◆ **Exercise brief**
In the data below, find every line with the string "http" and pull it out.

◆ **Dataset records on visual material**
= = = = = = =
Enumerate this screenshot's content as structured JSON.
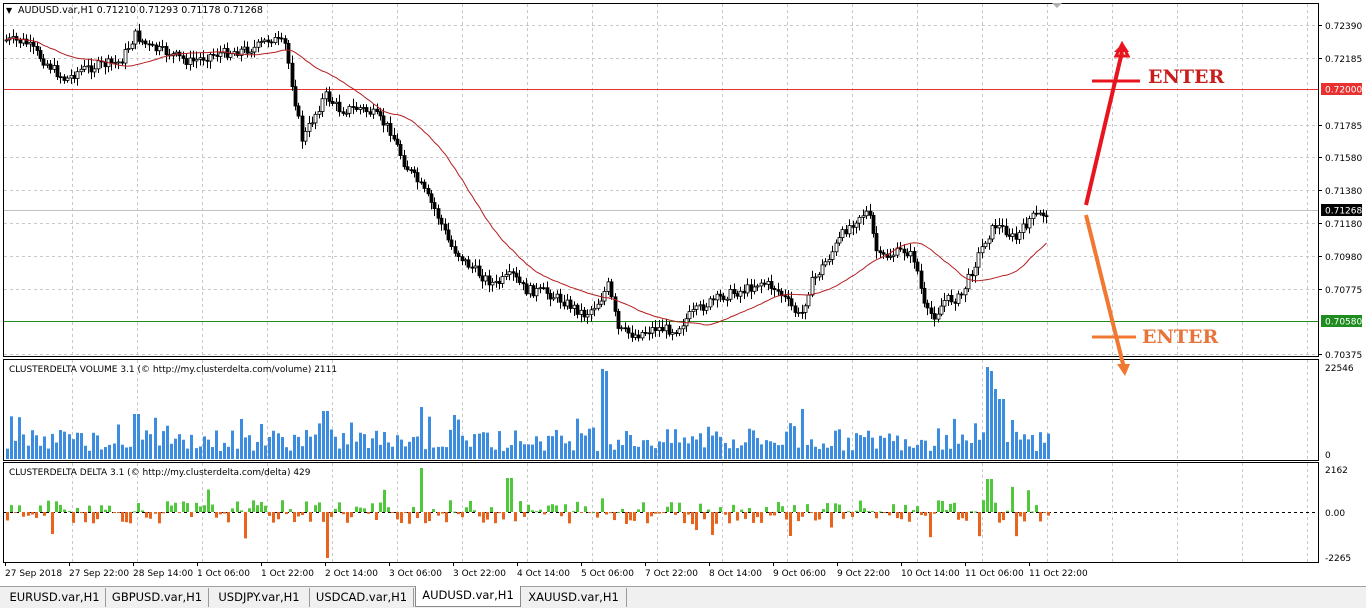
{
  "chart": {
    "header": "AUDUSD.var,H1  0.71210 0.71293 0.71178 0.71268",
    "price_axis": [
      "0.72390",
      "0.72185",
      "0.71785",
      "0.71580",
      "0.71380",
      "0.71180",
      "0.70980",
      "0.70775",
      "0.70375"
    ],
    "levels": {
      "upper": "0.72000",
      "lower": "0.70580",
      "current": "0.71268"
    },
    "annotations": {
      "up_label": "ENTER",
      "down_label": "ENTER"
    },
    "time_axis": [
      "27 Sep 2018",
      "27 Sep 22:00",
      "28 Sep 14:00",
      "1 Oct 06:00",
      "1 Oct 22:00",
      "2 Oct 14:00",
      "3 Oct 06:00",
      "3 Oct 22:00",
      "4 Oct 14:00",
      "5 Oct 06:00",
      "7 Oct 22:00",
      "8 Oct 14:00",
      "9 Oct 06:00",
      "9 Oct 22:00",
      "10 Oct 14:00",
      "11 Oct 06:00",
      "11 Oct 22:00"
    ]
  },
  "volume": {
    "label": "CLUSTERDELTA VOLUME 3.1 (© http://my.clusterdelta.com/volume) 2111",
    "axis": [
      "22546",
      "0"
    ]
  },
  "delta": {
    "label": "CLUSTERDELTA DELTA 3.1 (© http://my.clusterdelta.com/delta) 429",
    "axis": [
      "2162",
      "0.00",
      "-2265"
    ]
  },
  "tabs": [
    "EURUSD.var,H1",
    "GBPUSD.var,H1",
    "USDJPY.var,H1",
    "USDCAD.var,H1",
    "AUDUSD.var,H1",
    "XAUUSD.var,H1"
  ],
  "active_tab": "AUDUSD.var,H1",
  "colors": {
    "up_arrow": "#e8141e",
    "down_arrow": "#f07830",
    "enter_up": "#c81e1e",
    "enter_down": "#e8743a",
    "volume_bar": "#3c8ce0",
    "delta_pos": "#50c83c",
    "delta_neg": "#e8641e",
    "ma": "#b41e1e",
    "level_high": "#e83232",
    "level_low": "#1e8c1e"
  }
}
= = = = = = =
◆ **Result for this task**
    "label": "CLUSTERDELTA VOLUME 3.1 (© http://my.clusterdelta.com/volume) 2111",
    "label": "CLUSTERDELTA DELTA 3.1 (© http://my.clusterdelta.com/delta) 429",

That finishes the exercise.